## The request
Could you write out the records below exactly as they appear, leaving out any pictures?

··· Material

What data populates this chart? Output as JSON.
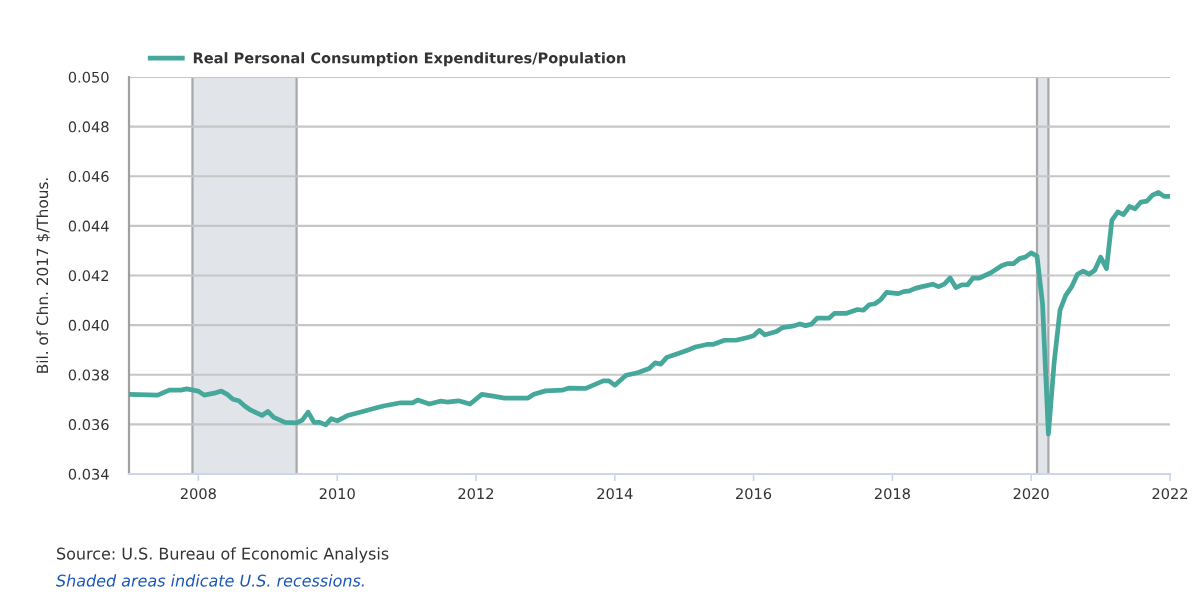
{
  "chart_data": {
    "type": "line",
    "ylabel": "Bil. of Chn. 2017 $/Thous.",
    "annotations": [
      "Source: U.S. Bureau of Economic Analysis",
      "Shaded areas indicate U.S. recessions."
    ],
    "x": [
      "2007-01",
      "2007-06",
      "2007-08",
      "2007-10",
      "2007-11",
      "2008-01",
      "2008-02",
      "2008-04",
      "2008-05",
      "2008-06",
      "2008-07",
      "2008-08",
      "2008-09",
      "2008-10",
      "2008-12",
      "2009-01",
      "2009-02",
      "2009-04",
      "2009-06",
      "2009-07",
      "2009-08",
      "2009-09",
      "2009-10",
      "2009-11",
      "2009-12",
      "2010-01",
      "2010-03",
      "2010-05",
      "2010-08",
      "2010-09",
      "2010-12",
      "2011-02",
      "2011-03",
      "2011-05",
      "2011-07",
      "2011-08",
      "2011-10",
      "2011-12",
      "2012-02",
      "2012-04",
      "2012-06",
      "2012-10",
      "2012-11",
      "2013-01",
      "2013-04",
      "2013-05",
      "2013-08",
      "2013-09",
      "2013-11",
      "2013-12",
      "2014-01",
      "2014-03",
      "2014-05",
      "2014-07",
      "2014-08",
      "2014-09",
      "2014-10",
      "2014-12",
      "2015-02",
      "2015-03",
      "2015-05",
      "2015-06",
      "2015-08",
      "2015-10",
      "2015-12",
      "2016-01",
      "2016-02",
      "2016-03",
      "2016-05",
      "2016-06",
      "2016-08",
      "2016-09",
      "2016-10",
      "2016-11",
      "2016-12",
      "2017-02",
      "2017-03",
      "2017-05",
      "2017-07",
      "2017-08",
      "2017-09",
      "2017-10",
      "2017-11",
      "2017-12",
      "2018-02",
      "2018-03",
      "2018-04",
      "2018-05",
      "2018-06",
      "2018-08",
      "2018-09",
      "2018-10",
      "2018-11",
      "2018-12",
      "2019-01",
      "2019-02",
      "2019-03",
      "2019-04",
      "2019-06",
      "2019-08",
      "2019-09",
      "2019-10",
      "2019-11",
      "2019-12",
      "2020-01",
      "2020-02",
      "2020-03",
      "2020-04",
      "2020-05",
      "2020-06",
      "2020-07",
      "2020-08",
      "2020-09",
      "2020-10",
      "2020-11",
      "2020-12",
      "2021-01",
      "2021-02",
      "2021-03",
      "2021-04",
      "2021-05",
      "2021-06",
      "2021-07",
      "2021-08",
      "2021-09",
      "2021-10",
      "2021-11",
      "2021-12",
      "2022-01"
    ],
    "series": [
      {
        "name": "Real Personal Consumption Expenditures/Population",
        "color": "#46a89b",
        "values": [
          0.03721,
          0.03718,
          0.03738,
          0.03738,
          0.03743,
          0.03734,
          0.03718,
          0.03727,
          0.03734,
          0.03721,
          0.03701,
          0.03695,
          0.03674,
          0.03658,
          0.03636,
          0.03652,
          0.03628,
          0.03608,
          0.03606,
          0.03617,
          0.03649,
          0.03608,
          0.03608,
          0.03598,
          0.03623,
          0.03614,
          0.03637,
          0.03649,
          0.03668,
          0.03674,
          0.03687,
          0.03687,
          0.03698,
          0.03682,
          0.03694,
          0.0369,
          0.03695,
          0.03682,
          0.03721,
          0.03714,
          0.03706,
          0.03706,
          0.03721,
          0.03735,
          0.03738,
          0.03746,
          0.03745,
          0.03755,
          0.03775,
          0.03775,
          0.03758,
          0.03798,
          0.03808,
          0.03825,
          0.03848,
          0.03843,
          0.0387,
          0.03886,
          0.03903,
          0.03912,
          0.03922,
          0.03922,
          0.03939,
          0.03939,
          0.0395,
          0.03957,
          0.03979,
          0.03961,
          0.03974,
          0.0399,
          0.03997,
          0.04005,
          0.03998,
          0.04004,
          0.04028,
          0.04028,
          0.04047,
          0.04047,
          0.04063,
          0.0406,
          0.04082,
          0.04086,
          0.04103,
          0.04132,
          0.04127,
          0.04135,
          0.04138,
          0.04148,
          0.04154,
          0.04165,
          0.04155,
          0.04165,
          0.0419,
          0.04151,
          0.04162,
          0.04163,
          0.0419,
          0.04189,
          0.0421,
          0.0424,
          0.04248,
          0.04248,
          0.04268,
          0.04274,
          0.04291,
          0.04278,
          0.04087,
          0.03561,
          0.03847,
          0.0406,
          0.0412,
          0.04154,
          0.04205,
          0.04218,
          0.04205,
          0.04221,
          0.04274,
          0.04228,
          0.04422,
          0.04456,
          0.04445,
          0.04478,
          0.04469,
          0.04496,
          0.045,
          0.04524,
          0.04535,
          0.04519,
          0.04519
        ]
      }
    ],
    "xlim": [
      "2007-01-01",
      "2022-01-01"
    ],
    "xticks": [
      {
        "value": "2008-01-01",
        "label": "2008"
      },
      {
        "value": "2010-01-01",
        "label": "2010"
      },
      {
        "value": "2012-01-01",
        "label": "2012"
      },
      {
        "value": "2014-01-01",
        "label": "2014"
      },
      {
        "value": "2016-01-01",
        "label": "2016"
      },
      {
        "value": "2018-01-01",
        "label": "2018"
      },
      {
        "value": "2020-01-01",
        "label": "2020"
      },
      {
        "value": "2022-01-01",
        "label": "2022"
      }
    ],
    "ylim": [
      0.034,
      0.05
    ],
    "yticks": [
      0.034,
      0.036,
      0.038,
      {
        "value": 0.04,
        "label": "0.040"
      },
      0.042,
      0.044,
      0.046,
      0.048,
      {
        "value": 0.05,
        "label": "0.050"
      }
    ],
    "bands": [
      {
        "axis": "x",
        "from": "2007-12-01",
        "to": "2009-06-01",
        "color": "#e1e5ea"
      },
      {
        "axis": "x",
        "from": "2020-02-01",
        "to": "2020-04-01",
        "color": "#e1e5ea"
      }
    ],
    "grid": "y",
    "legend": "top left",
    "line_style": "solid"
  }
}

······

## Worked answer
What data populates this chart? Output as JSON.
{
  "chart_data": {
    "type": "line",
    "ylabel": "Bil. of Chn. 2017 $/Thous.",
    "annotations": [
      "Source: U.S. Bureau of Economic Analysis",
      "Shaded areas indicate U.S. recessions."
    ],
    "x": [
      "2007-01",
      "2007-06",
      "2007-08",
      "2007-10",
      "2007-11",
      "2008-01",
      "2008-02",
      "2008-04",
      "2008-05",
      "2008-06",
      "2008-07",
      "2008-08",
      "2008-09",
      "2008-10",
      "2008-12",
      "2009-01",
      "2009-02",
      "2009-04",
      "2009-06",
      "2009-07",
      "2009-08",
      "2009-09",
      "2009-10",
      "2009-11",
      "2009-12",
      "2010-01",
      "2010-03",
      "2010-05",
      "2010-08",
      "2010-09",
      "2010-12",
      "2011-02",
      "2011-03",
      "2011-05",
      "2011-07",
      "2011-08",
      "2011-10",
      "2011-12",
      "2012-02",
      "2012-04",
      "2012-06",
      "2012-10",
      "2012-11",
      "2013-01",
      "2013-04",
      "2013-05",
      "2013-08",
      "2013-09",
      "2013-11",
      "2013-12",
      "2014-01",
      "2014-03",
      "2014-05",
      "2014-07",
      "2014-08",
      "2014-09",
      "2014-10",
      "2014-12",
      "2015-02",
      "2015-03",
      "2015-05",
      "2015-06",
      "2015-08",
      "2015-10",
      "2015-12",
      "2016-01",
      "2016-02",
      "2016-03",
      "2016-05",
      "2016-06",
      "2016-08",
      "2016-09",
      "2016-10",
      "2016-11",
      "2016-12",
      "2017-02",
      "2017-03",
      "2017-05",
      "2017-07",
      "2017-08",
      "2017-09",
      "2017-10",
      "2017-11",
      "2017-12",
      "2018-02",
      "2018-03",
      "2018-04",
      "2018-05",
      "2018-06",
      "2018-08",
      "2018-09",
      "2018-10",
      "2018-11",
      "2018-12",
      "2019-01",
      "2019-02",
      "2019-03",
      "2019-04",
      "2019-06",
      "2019-08",
      "2019-09",
      "2019-10",
      "2019-11",
      "2019-12",
      "2020-01",
      "2020-02",
      "2020-03",
      "2020-04",
      "2020-05",
      "2020-06",
      "2020-07",
      "2020-08",
      "2020-09",
      "2020-10",
      "2020-11",
      "2020-12",
      "2021-01",
      "2021-02",
      "2021-03",
      "2021-04",
      "2021-05",
      "2021-06",
      "2021-07",
      "2021-08",
      "2021-09",
      "2021-10",
      "2021-11",
      "2021-12",
      "2022-01"
    ],
    "series": [
      {
        "name": "Real Personal Consumption Expenditures/Population",
        "color": "#46a89b",
        "values": [
          0.03721,
          0.03718,
          0.03738,
          0.03738,
          0.03743,
          0.03734,
          0.03718,
          0.03727,
          0.03734,
          0.03721,
          0.03701,
          0.03695,
          0.03674,
          0.03658,
          0.03636,
          0.03652,
          0.03628,
          0.03608,
          0.03606,
          0.03617,
          0.03649,
          0.03608,
          0.03608,
          0.03598,
          0.03623,
          0.03614,
          0.03637,
          0.03649,
          0.03668,
          0.03674,
          0.03687,
          0.03687,
          0.03698,
          0.03682,
          0.03694,
          0.0369,
          0.03695,
          0.03682,
          0.03721,
          0.03714,
          0.03706,
          0.03706,
          0.03721,
          0.03735,
          0.03738,
          0.03746,
          0.03745,
          0.03755,
          0.03775,
          0.03775,
          0.03758,
          0.03798,
          0.03808,
          0.03825,
          0.03848,
          0.03843,
          0.0387,
          0.03886,
          0.03903,
          0.03912,
          0.03922,
          0.03922,
          0.03939,
          0.03939,
          0.0395,
          0.03957,
          0.03979,
          0.03961,
          0.03974,
          0.0399,
          0.03997,
          0.04005,
          0.03998,
          0.04004,
          0.04028,
          0.04028,
          0.04047,
          0.04047,
          0.04063,
          0.0406,
          0.04082,
          0.04086,
          0.04103,
          0.04132,
          0.04127,
          0.04135,
          0.04138,
          0.04148,
          0.04154,
          0.04165,
          0.04155,
          0.04165,
          0.0419,
          0.04151,
          0.04162,
          0.04163,
          0.0419,
          0.04189,
          0.0421,
          0.0424,
          0.04248,
          0.04248,
          0.04268,
          0.04274,
          0.04291,
          0.04278,
          0.04087,
          0.03561,
          0.03847,
          0.0406,
          0.0412,
          0.04154,
          0.04205,
          0.04218,
          0.04205,
          0.04221,
          0.04274,
          0.04228,
          0.04422,
          0.04456,
          0.04445,
          0.04478,
          0.04469,
          0.04496,
          0.045,
          0.04524,
          0.04535,
          0.04519,
          0.04519
        ]
      }
    ],
    "xlim": [
      "2007-01-01",
      "2022-01-01"
    ],
    "xticks": [
      {
        "value": "2008-01-01",
        "label": "2008"
      },
      {
        "value": "2010-01-01",
        "label": "2010"
      },
      {
        "value": "2012-01-01",
        "label": "2012"
      },
      {
        "value": "2014-01-01",
        "label": "2014"
      },
      {
        "value": "2016-01-01",
        "label": "2016"
      },
      {
        "value": "2018-01-01",
        "label": "2018"
      },
      {
        "value": "2020-01-01",
        "label": "2020"
      },
      {
        "value": "2022-01-01",
        "label": "2022"
      }
    ],
    "ylim": [
      0.034,
      0.05
    ],
    "yticks": [
      0.034,
      0.036,
      0.038,
      {
        "value": 0.04,
        "label": "0.040"
      },
      0.042,
      0.044,
      0.046,
      0.048,
      {
        "value": 0.05,
        "label": "0.050"
      }
    ],
    "bands": [
      {
        "axis": "x",
        "from": "2007-12-01",
        "to": "2009-06-01",
        "color": "#e1e5ea"
      },
      {
        "axis": "x",
        "from": "2020-02-01",
        "to": "2020-04-01",
        "color": "#e1e5ea"
      }
    ],
    "grid": "y",
    "legend": "top left",
    "line_style": "solid"
  }
}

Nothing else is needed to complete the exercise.